## Text to read:
3 Results and discussion

3.1 Chromatographic data

From the data collected in Figures S1 and S2 (Electronic Supplementary Material) one can observe that the carrier gas flow-rate (VHe = 30 and 60 cm3/min) has small influence on the n-octane adsorption isotherms determined in the range of T = 313–343 K. In contrast, we observe the influence of this gas flow-rate on methanol adsorption. This is why for our calculations we used the data determined at the flow 30 cm3/min. As it can be seen from the data collected in Figures S2c and S2d the reproducibility of measurements is very good.

Figure 1 shows the comparison of methanol and n-octane adsorption isotherms on Zn(Cys)2 determined for the studied temperatures. In the case of both adsorbates one can observe the linear parts of adsorption isotherms at low coverages, and the decrease of adsorption with the rise in temperature (due to the exothermic nature of the process).

Fig. 1
figure 1

The temperature dependence of methanol (a) and n-octane (b) adsorption isotherms on Zn(Cys)2 at VHe = 30 ml/min

Moreover, for all studied temperatures the adsorption of n-octane is smaller than the adsorption of the methyl alcohol (the same sequence of adsorption isotherms is observed at the flow-rate of 60 cm3/min—see Figure S3 in the Electronic Supplementary Material).

## Short exercise 1:
According to the passage on adsorption isotherms, which carrier gas flow rate supplied the data used for the calculations?
## Short exercise 2:
Reproduce the passage on adsorption isotherms between "3 Results and" and "is very good.", inclusive.

Rows from a data collection:
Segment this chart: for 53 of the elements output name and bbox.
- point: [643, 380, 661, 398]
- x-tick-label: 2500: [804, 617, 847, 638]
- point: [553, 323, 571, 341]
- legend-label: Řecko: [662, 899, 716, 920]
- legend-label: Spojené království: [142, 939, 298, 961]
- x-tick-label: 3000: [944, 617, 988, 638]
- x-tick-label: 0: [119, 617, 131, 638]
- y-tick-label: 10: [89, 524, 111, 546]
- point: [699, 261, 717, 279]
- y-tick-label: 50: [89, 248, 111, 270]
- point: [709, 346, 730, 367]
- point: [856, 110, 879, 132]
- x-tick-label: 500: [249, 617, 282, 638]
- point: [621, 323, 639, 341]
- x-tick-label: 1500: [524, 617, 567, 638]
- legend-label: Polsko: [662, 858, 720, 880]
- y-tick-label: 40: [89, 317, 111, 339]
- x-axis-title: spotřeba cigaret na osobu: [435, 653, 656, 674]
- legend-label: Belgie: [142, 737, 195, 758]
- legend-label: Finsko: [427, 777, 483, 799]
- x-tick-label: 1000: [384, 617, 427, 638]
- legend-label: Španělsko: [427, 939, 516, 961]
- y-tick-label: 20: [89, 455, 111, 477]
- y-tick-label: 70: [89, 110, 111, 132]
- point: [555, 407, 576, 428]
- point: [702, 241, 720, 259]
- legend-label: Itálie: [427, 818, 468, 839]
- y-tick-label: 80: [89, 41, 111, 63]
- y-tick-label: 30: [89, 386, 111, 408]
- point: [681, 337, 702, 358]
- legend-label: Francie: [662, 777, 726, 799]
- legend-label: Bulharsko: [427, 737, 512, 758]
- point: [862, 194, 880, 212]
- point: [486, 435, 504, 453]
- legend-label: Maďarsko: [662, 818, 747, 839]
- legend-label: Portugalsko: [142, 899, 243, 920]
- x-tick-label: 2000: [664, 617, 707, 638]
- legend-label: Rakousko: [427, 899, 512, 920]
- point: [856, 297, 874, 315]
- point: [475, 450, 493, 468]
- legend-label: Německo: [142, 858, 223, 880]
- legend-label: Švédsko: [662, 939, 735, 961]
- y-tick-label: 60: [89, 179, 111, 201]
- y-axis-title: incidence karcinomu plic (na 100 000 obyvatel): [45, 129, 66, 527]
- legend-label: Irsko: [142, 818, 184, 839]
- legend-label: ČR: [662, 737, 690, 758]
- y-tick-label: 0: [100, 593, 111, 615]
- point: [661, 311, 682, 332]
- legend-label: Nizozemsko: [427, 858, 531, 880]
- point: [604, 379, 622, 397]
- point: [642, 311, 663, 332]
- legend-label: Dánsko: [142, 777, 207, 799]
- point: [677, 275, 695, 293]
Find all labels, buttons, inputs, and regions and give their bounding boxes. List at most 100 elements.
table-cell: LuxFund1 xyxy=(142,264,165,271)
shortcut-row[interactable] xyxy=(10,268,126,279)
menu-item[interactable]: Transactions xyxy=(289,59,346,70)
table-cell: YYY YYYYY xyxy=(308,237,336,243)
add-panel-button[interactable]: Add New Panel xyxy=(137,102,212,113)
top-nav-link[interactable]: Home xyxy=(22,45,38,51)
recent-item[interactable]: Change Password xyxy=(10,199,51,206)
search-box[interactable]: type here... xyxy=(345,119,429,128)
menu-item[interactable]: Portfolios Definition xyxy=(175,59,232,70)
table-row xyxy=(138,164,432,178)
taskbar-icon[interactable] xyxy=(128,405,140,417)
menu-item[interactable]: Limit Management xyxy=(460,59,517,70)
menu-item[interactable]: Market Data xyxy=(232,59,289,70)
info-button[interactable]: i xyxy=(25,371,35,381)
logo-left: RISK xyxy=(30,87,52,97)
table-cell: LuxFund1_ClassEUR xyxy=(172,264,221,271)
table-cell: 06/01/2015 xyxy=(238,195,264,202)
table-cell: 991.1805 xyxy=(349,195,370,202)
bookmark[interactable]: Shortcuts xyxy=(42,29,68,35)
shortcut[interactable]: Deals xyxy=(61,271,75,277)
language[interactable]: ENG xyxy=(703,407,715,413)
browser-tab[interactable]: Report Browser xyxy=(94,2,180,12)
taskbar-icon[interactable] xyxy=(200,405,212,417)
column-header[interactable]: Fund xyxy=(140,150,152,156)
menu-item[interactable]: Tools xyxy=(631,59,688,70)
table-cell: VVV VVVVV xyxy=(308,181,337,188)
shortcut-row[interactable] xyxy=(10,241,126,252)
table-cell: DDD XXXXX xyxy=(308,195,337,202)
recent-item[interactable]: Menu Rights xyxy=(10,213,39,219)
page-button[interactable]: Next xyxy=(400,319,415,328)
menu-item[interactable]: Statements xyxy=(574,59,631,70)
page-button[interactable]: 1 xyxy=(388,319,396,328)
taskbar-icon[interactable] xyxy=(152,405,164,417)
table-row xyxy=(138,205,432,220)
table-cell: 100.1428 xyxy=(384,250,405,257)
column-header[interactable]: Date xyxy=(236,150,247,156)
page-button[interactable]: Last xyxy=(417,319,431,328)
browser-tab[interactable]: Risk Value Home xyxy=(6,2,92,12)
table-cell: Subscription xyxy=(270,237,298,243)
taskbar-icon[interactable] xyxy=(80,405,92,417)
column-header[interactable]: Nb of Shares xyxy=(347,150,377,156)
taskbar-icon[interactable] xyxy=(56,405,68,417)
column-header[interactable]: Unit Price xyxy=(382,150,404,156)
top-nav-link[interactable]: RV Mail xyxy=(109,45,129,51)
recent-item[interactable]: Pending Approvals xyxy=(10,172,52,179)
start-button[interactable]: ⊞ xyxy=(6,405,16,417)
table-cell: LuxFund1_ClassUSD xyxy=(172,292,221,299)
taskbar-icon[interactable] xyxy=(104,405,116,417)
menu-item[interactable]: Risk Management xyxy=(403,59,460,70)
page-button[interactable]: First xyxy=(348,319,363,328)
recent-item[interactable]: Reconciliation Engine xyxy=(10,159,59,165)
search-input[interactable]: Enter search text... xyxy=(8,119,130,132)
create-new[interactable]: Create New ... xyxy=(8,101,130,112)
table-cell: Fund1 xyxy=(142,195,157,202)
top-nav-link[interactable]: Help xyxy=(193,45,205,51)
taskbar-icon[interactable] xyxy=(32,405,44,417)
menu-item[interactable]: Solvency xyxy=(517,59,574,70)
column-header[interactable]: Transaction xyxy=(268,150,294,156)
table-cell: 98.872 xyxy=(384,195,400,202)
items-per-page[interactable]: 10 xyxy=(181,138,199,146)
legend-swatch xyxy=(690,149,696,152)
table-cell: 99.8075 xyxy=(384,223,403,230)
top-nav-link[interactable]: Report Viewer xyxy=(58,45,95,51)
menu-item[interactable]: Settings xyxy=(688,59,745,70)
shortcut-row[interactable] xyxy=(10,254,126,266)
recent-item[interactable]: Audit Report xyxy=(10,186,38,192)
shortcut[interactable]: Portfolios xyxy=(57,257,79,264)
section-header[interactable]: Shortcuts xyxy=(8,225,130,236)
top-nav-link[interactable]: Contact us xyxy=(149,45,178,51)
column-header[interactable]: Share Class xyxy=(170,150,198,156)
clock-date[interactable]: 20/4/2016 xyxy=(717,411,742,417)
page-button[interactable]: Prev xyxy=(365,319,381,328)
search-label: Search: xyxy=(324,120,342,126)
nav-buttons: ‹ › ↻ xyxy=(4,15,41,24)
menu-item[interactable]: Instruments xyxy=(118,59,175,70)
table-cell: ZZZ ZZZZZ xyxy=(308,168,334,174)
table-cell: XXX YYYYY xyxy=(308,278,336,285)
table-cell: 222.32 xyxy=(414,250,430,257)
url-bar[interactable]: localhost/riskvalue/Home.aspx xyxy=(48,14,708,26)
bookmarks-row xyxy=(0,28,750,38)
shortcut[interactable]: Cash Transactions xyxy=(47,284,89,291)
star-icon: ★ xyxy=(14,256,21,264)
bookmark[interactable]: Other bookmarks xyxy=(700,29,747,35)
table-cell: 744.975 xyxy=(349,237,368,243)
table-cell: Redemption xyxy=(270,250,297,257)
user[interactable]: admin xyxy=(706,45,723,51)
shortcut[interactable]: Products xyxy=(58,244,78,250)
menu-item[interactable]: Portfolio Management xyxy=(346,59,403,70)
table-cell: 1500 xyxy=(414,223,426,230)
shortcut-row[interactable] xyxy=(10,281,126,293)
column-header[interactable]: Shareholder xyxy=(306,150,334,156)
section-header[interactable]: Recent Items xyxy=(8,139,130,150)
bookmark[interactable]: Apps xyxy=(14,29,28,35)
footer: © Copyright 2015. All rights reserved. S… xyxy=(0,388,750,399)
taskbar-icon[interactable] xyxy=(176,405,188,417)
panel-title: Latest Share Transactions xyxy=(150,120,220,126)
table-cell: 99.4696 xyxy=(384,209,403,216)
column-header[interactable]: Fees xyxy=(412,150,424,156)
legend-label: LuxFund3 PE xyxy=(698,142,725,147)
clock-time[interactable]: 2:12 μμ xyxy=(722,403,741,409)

## Written response 1:
30 cm3/min

## Written response 2:
3 Results and discussion

3.1 Chromatographic data

From the data collected in Figures S1 and S2 (Electronic Supplementary Material) one can observe that the carrier gas flow-rate (VHe = 30 and 60 cm3/min) has small influence on the n-octane adsorption isotherms determined in the range of T = 313–343 K. In contrast, we observe the influence of this gas flow-rate on methanol adsorption. This is why for our calculations we used the data determined at the flow 30 cm3/min. As it can be seen from the data collected in Figures S2c and S2d the reproducibility of measurements is very good.